**Raw records**
___

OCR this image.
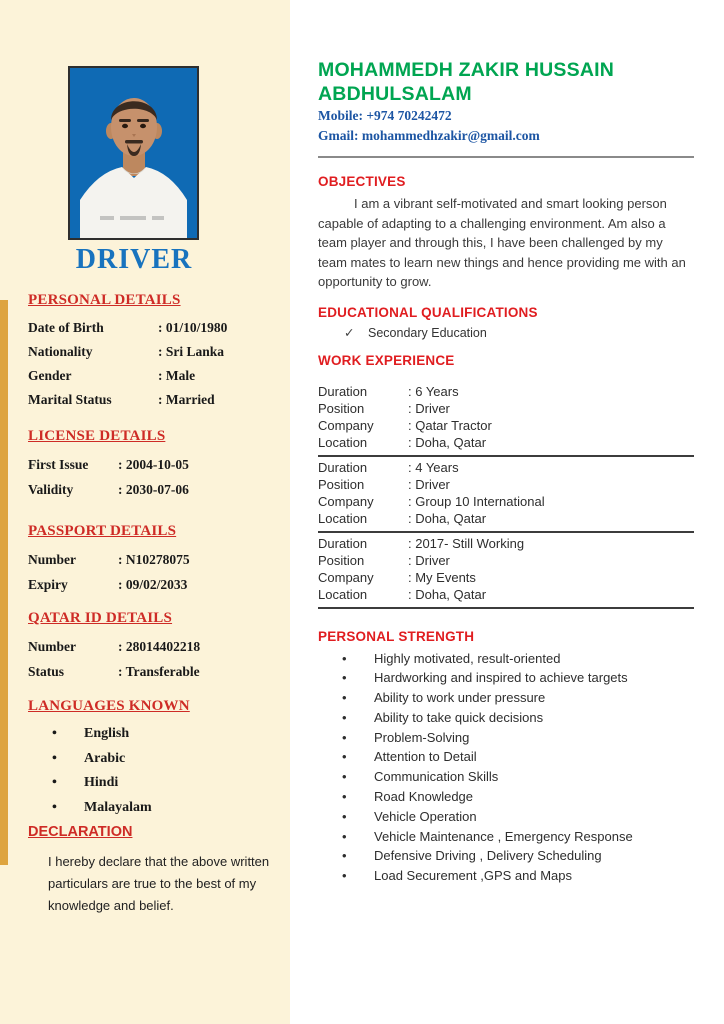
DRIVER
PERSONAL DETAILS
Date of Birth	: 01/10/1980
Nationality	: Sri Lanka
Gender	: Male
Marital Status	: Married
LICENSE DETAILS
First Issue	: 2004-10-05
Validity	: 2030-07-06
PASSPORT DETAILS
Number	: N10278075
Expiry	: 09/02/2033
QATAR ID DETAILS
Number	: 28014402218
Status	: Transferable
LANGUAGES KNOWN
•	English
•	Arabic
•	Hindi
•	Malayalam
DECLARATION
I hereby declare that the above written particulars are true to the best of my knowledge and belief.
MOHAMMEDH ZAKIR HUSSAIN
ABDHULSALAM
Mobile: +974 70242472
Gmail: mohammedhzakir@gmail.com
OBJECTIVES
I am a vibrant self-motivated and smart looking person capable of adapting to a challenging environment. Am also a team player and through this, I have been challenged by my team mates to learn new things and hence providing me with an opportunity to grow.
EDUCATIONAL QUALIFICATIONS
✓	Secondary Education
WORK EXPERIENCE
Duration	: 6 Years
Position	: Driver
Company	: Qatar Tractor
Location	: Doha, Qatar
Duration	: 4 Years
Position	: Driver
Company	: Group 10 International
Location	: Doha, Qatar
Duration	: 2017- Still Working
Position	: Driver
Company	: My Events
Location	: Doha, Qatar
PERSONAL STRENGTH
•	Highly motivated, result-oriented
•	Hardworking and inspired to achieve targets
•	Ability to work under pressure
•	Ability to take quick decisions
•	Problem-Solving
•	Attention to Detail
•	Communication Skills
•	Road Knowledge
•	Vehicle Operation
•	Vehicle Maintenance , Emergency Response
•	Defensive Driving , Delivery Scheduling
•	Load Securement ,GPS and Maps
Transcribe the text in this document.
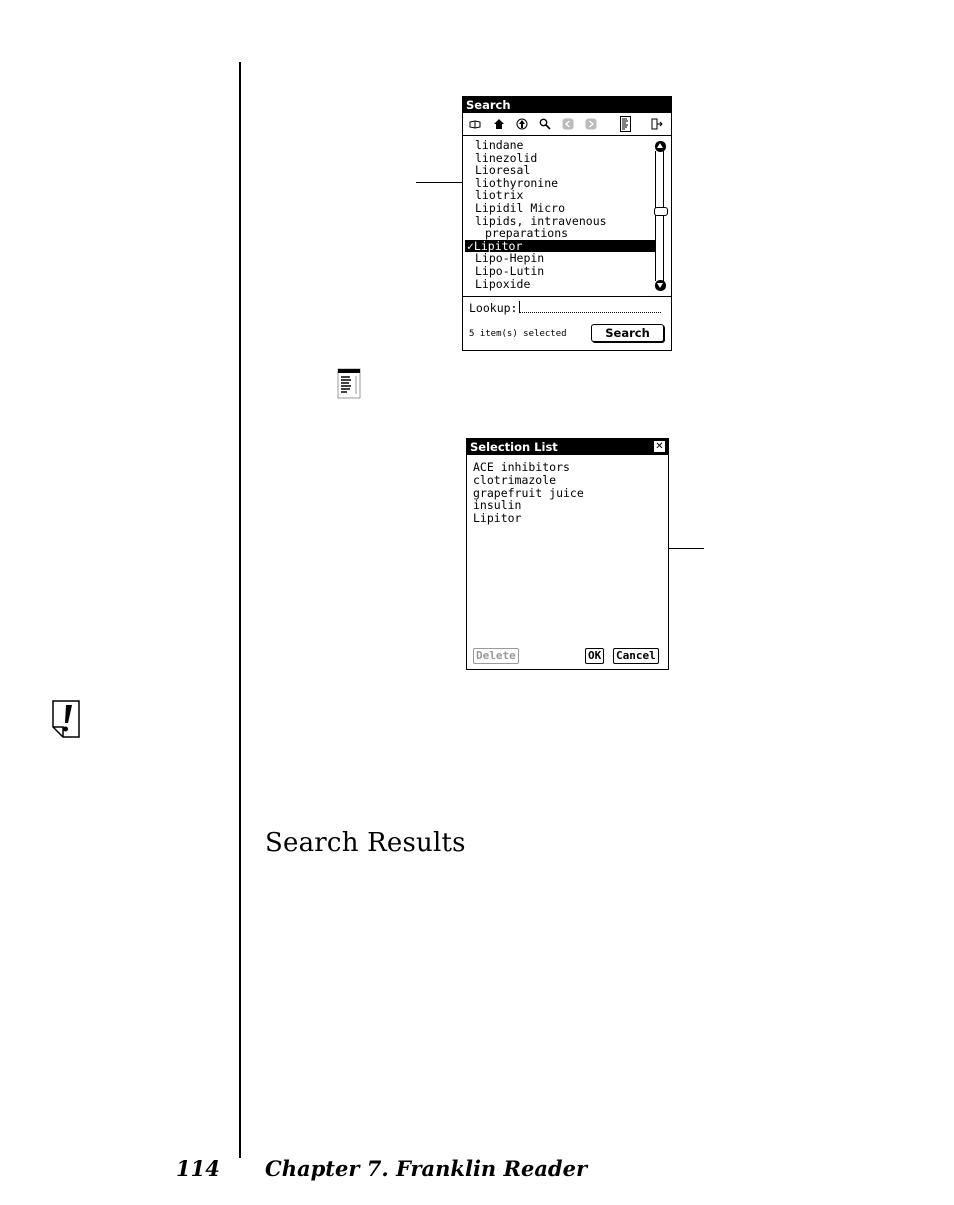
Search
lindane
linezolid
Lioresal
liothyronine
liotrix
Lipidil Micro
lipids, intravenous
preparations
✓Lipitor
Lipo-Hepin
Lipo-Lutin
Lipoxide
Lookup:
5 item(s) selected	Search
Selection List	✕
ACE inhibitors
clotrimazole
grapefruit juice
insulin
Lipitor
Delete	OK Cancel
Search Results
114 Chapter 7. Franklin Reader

___

**Given request**
Every line should be retyped exactly, with the pictures omitted.

**Answer in full**
OCR this image.
DRIVER
PERSONAL DETAILS
Date of Birth	: 01/10/1980
Nationality	: Sri Lanka
Gender	: Male
Marital Status	: Married
LICENSE DETAILS
First Issue	: 2004-10-05
Validity	: 2030-07-06
PASSPORT DETAILS
Number	: N10278075
Expiry	: 09/02/2033
QATAR ID DETAILS
Number	: 28014402218
Status	: Transferable
LANGUAGES KNOWN
•	English
•	Arabic
•	Hindi
•	Malayalam
DECLARATION
I hereby declare that the above written particulars are true to the best of my knowledge and belief.
MOHAMMEDH ZAKIR HUSSAIN
ABDHULSALAM
Mobile: +974 70242472
Gmail: mohammedhzakir@gmail.com
OBJECTIVES
I am a vibrant self-motivated and smart looking person capable of adapting to a challenging environment. Am also a team player and through this, I have been challenged by my team mates to learn new things and hence providing me with an opportunity to grow.
EDUCATIONAL QUALIFICATIONS
✓	Secondary Education
WORK EXPERIENCE
Duration	: 6 Years
Position	: Driver
Company	: Qatar Tractor
Location	: Doha, Qatar
Duration	: 4 Years
Position	: Driver
Company	: Group 10 International
Location	: Doha, Qatar
Duration	: 2017- Still Working
Position	: Driver
Company	: My Events
Location	: Doha, Qatar
PERSONAL STRENGTH
•	Highly motivated, result-oriented
•	Hardworking and inspired to achieve targets
•	Ability to work under pressure
•	Ability to take quick decisions
•	Problem-Solving
•	Attention to Detail
•	Communication Skills
•	Road Knowledge
•	Vehicle Operation
•	Vehicle Maintenance , Emergency Response
•	Defensive Driving , Delivery Scheduling
•	Load Securement ,GPS and Maps
Transcribe the text in this document.
Search
lindane
linezolid
Lioresal
liothyronine
liotrix
Lipidil Micro
lipids, intravenous
preparations
✓Lipitor
Lipo-Hepin
Lipo-Lutin
Lipoxide
Lookup:
5 item(s) selected	Search
Selection List	✕
ACE inhibitors
clotrimazole
grapefruit juice
insulin
Lipitor
Delete	OK Cancel
Search Results
114 Chapter 7. Franklin Reader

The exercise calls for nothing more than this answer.